%%

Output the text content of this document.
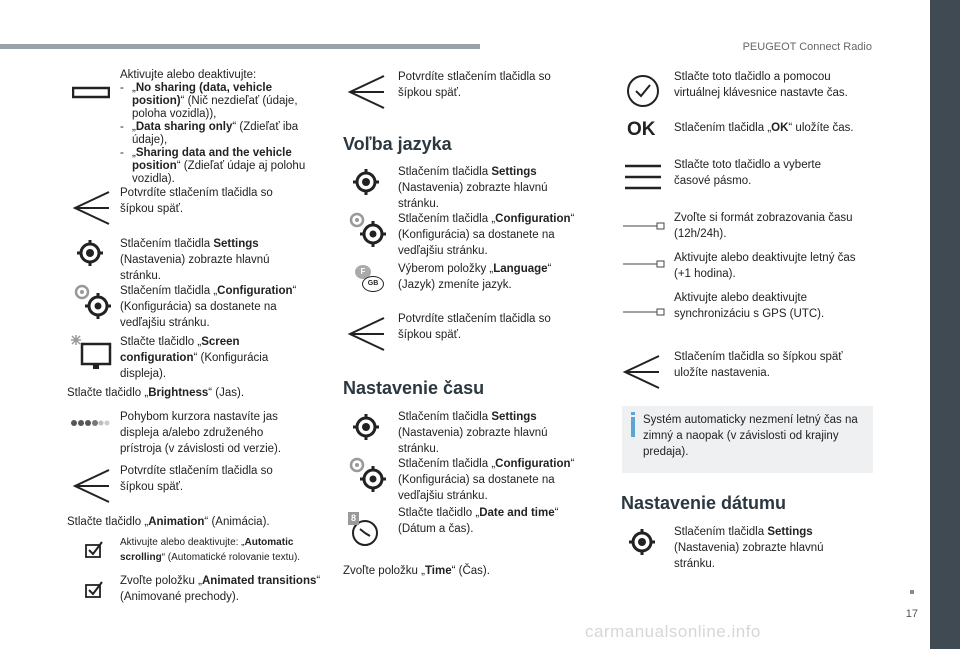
PEUGEOT Connect Radio
17
carmanualsonline.info
Aktivujte alebo deaktivujte:
- „No sharing (data, vehicle position)“ (Nič nezdieľať (údaje, poloha vozidla)),
- „Data sharing only“ (Zdieľať iba údaje),
- „Sharing data and the vehicle position“ (Zdieľať údaje aj polohu vozidla).
Potvrdíte stlačením tlačidla so šípkou späť.
Stlačením tlačidla Settings (Nastavenia) zobrazte hlavnú stránku.
Stlačením tlačidla „Configuration“ (Konfigurácia) sa dostanete na vedľajšiu stránku.
Stlačte tlačidlo „Screen configuration“ (Konfigurácia displeja).
Stlačte tlačidlo „Brightness“ (Jas).
Pohybom kurzora nastavíte jas displeja a/alebo združeného prístroja (v závislosti od verzie).
Potvrdíte stlačením tlačidla so šípkou späť.
Stlačte tlačidlo „Animation“ (Animácia).
Aktivujte alebo deaktivujte: „Automatic scrolling“ (Automatické rolovanie textu).
Zvoľte položku „Animated transitions“ (Animované prechody).
Potvrdíte stlačením tlačidla so šípkou späť.
Voľba jazyka
Stlačením tlačidla Settings (Nastavenia) zobrazte hlavnú stránku.
Stlačením tlačidla „Configuration“ (Konfigurácia) sa dostanete na vedľajšiu stránku.
F
GB
Výberom položky „Language“ (Jazyk) zmeníte jazyk.
Potvrdíte stlačením tlačidla so šípkou späť.
Nastavenie času
Stlačením tlačidla Settings (Nastavenia) zobrazte hlavnú stránku.
Stlačením tlačidla „Configuration“ (Konfigurácia) sa dostanete na vedľajšiu stránku.
8	Stlačte tlačidlo „Date and time“ (Dátum a čas).
Zvoľte položku „Time“ (Čas).
Stlačte toto tlačidlo a pomocou virtuálnej klávesnice nastavte čas.
OK Stlačením tlačidla „OK“ uložíte čas.
Stlačte toto tlačidlo a vyberte časové pásmo.
Zvoľte si formát zobrazovania času (12h/24h).
Aktivujte alebo deaktivujte letný čas (+1 hodina).
Aktivujte alebo deaktivujte synchronizáciu s GPS (UTC).
Stlačením tlačidla so šípkou späť uložíte nastavenia.
Systém automaticky nezmení letný čas na zimný a naopak (v závislosti od krajiny predaja).
Nastavenie dátumu
Stlačením tlačidla Settings (Nastavenia) zobrazte hlavnú stránku.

%%

▸ **SET EXERCISE**: Return each line of the data that contains the string "Nastavenie".

▸ **OUTPUT BELOW**:
Nastavenie času
Nastavenie dátumu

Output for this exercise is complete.